**Available records:**
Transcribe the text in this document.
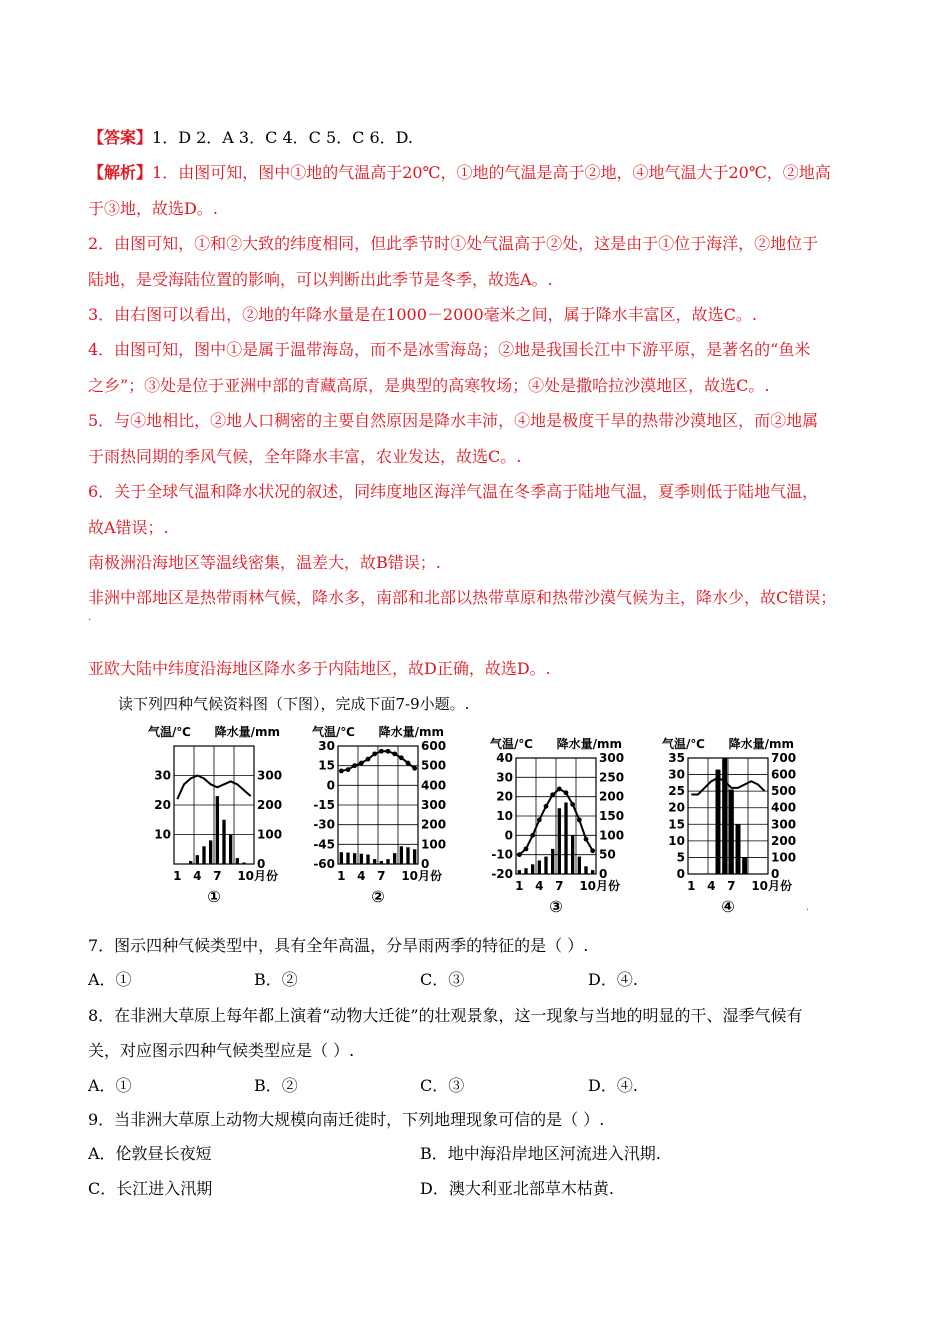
【答案】1．D 2．A 3．C 4．C 5．C 6．D.
【解析】1．由图可知，图中①地的气温高于20℃，①地的气温是高于②地，④地气温大于20℃，②地高
于③地，故选D。.
2．由图可知，①和②大致的纬度相同，但此季节时①处气温高于②处，这是由于①位于海洋，②地位于
陆地，是受海陆位置的影响，可以判断出此季节是冬季，故选A。.
3．由右图可以看出，②地的年降水量是在1000－2000毫米之间，属于降水丰富区，故选C。.
4．由图可知，图中①是属于温带海岛，而不是冰雪海岛；②地是我国长江中下游平原，是著名的“鱼米
之乡”；③处是位于亚洲中部的青藏高原，是典型的高寒牧场；④处是撒哈拉沙漠地区，故选C。.
5．与④地相比，②地人口稠密的主要自然原因是降水丰沛，④地是极度干旱的热带沙漠地区，而②地属
于雨热同期的季风气候，全年降水丰富，农业发达，故选C。.
6．关于全球气温和降水状况的叙述，同纬度地区海洋气温在冬季高于陆地气温，夏季则低于陆地气温，
故A错误；.
南极洲沿海地区等温线密集，温差大，故B错误；.
非洲中部地区是热带雨林气候，降水多，南部和北部以热带草原和热带沙漠气候为主，降水少，故C错误；
.
亚欧大陆中纬度沿海地区降水多于内陆地区，故D正确，故选D。.
读下列四种气候资料图（下图），完成下面7-9小题。.
气温/℃ 降水量/mm
30
20
10
300
200
100
0
1 4 7 10月份
①
气温/℃ 降水量/mm
30
15
0
-15
-30
-45
-60
600
500
400
300
200
100
0
1 4 7 10月份
②
气温/℃ 降水量/mm
40
30
20
10
0
-10
-20
300
250
200
150
100
50
0
1 4 7 10月份
③
气温/℃ 降水量/mm
35
30
25
20
15
10
5
0
700
600
500
400
300
200
100
0
1 4 7 10月份
④	.
7．图示四种气候类型中，具有全年高温，分旱雨两季的特征的是（ ）.
A．①	B．②	C．③	D．④.
8．在非洲大草原上每年都上演着“动物大迁徙”的壮观景象，这一现象与当地的明显的干、湿季气候有
关，对应图示四种气候类型应是（ ）.
A．①	B．②	C．③	D．④.
9．当非洲大草原上动物大规模向南迁徙时，下列地理现象可信的是（ ）.
A．伦敦昼长夜短	B．地中海沿岸地区河流进入汛期.
C．长江进入汛期	D．澳大利亚北部草木枯黄.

**What is asked:** Output each line exactly; omit every picture.

**Worked answer:**
Transcribe the text in this document.
【答案】1．D 2．A 3．C 4．C 5．C 6．D.
【解析】1．由图可知，图中①地的气温高于20℃，①地的气温是高于②地，④地气温大于20℃，②地高
于③地，故选D。.
2．由图可知，①和②大致的纬度相同，但此季节时①处气温高于②处，这是由于①位于海洋，②地位于
陆地，是受海陆位置的影响，可以判断出此季节是冬季，故选A。.
3．由右图可以看出，②地的年降水量是在1000－2000毫米之间，属于降水丰富区，故选C。.
4．由图可知，图中①是属于温带海岛，而不是冰雪海岛；②地是我国长江中下游平原，是著名的“鱼米
之乡”；③处是位于亚洲中部的青藏高原，是典型的高寒牧场；④处是撒哈拉沙漠地区，故选C。.
5．与④地相比，②地人口稠密的主要自然原因是降水丰沛，④地是极度干旱的热带沙漠地区，而②地属
于雨热同期的季风气候，全年降水丰富，农业发达，故选C。.
6．关于全球气温和降水状况的叙述，同纬度地区海洋气温在冬季高于陆地气温，夏季则低于陆地气温，
故A错误；.
南极洲沿海地区等温线密集，温差大，故B错误；.
非洲中部地区是热带雨林气候，降水多，南部和北部以热带草原和热带沙漠气候为主，降水少，故C错误；
.
亚欧大陆中纬度沿海地区降水多于内陆地区，故D正确，故选D。.
读下列四种气候资料图（下图），完成下面7-9小题。.
气温/℃ 降水量/mm
30
20
10
300
200
100
0
1 4 7 10月份
①
气温/℃ 降水量/mm
30
15
0
-15
-30
-45
-60
600
500
400
300
200
100
0
1 4 7 10月份
②
气温/℃ 降水量/mm
40
30
20
10
0
-10
-20
300
250
200
150
100
50
0
1 4 7 10月份
③
气温/℃ 降水量/mm
35
30
25
20
15
10
5
0
700
600
500
400
300
200
100
0
1 4 7 10月份
④	.
7．图示四种气候类型中，具有全年高温，分旱雨两季的特征的是（ ）.
A．①	B．②	C．③	D．④.
8．在非洲大草原上每年都上演着“动物大迁徙”的壮观景象，这一现象与当地的明显的干、湿季气候有
关，对应图示四种气候类型应是（ ）.
A．①	B．②	C．③	D．④.
9．当非洲大草原上动物大规模向南迁徙时，下列地理现象可信的是（ ）.
A．伦敦昼长夜短	B．地中海沿岸地区河流进入汛期.
C．长江进入汛期	D．澳大利亚北部草木枯黄.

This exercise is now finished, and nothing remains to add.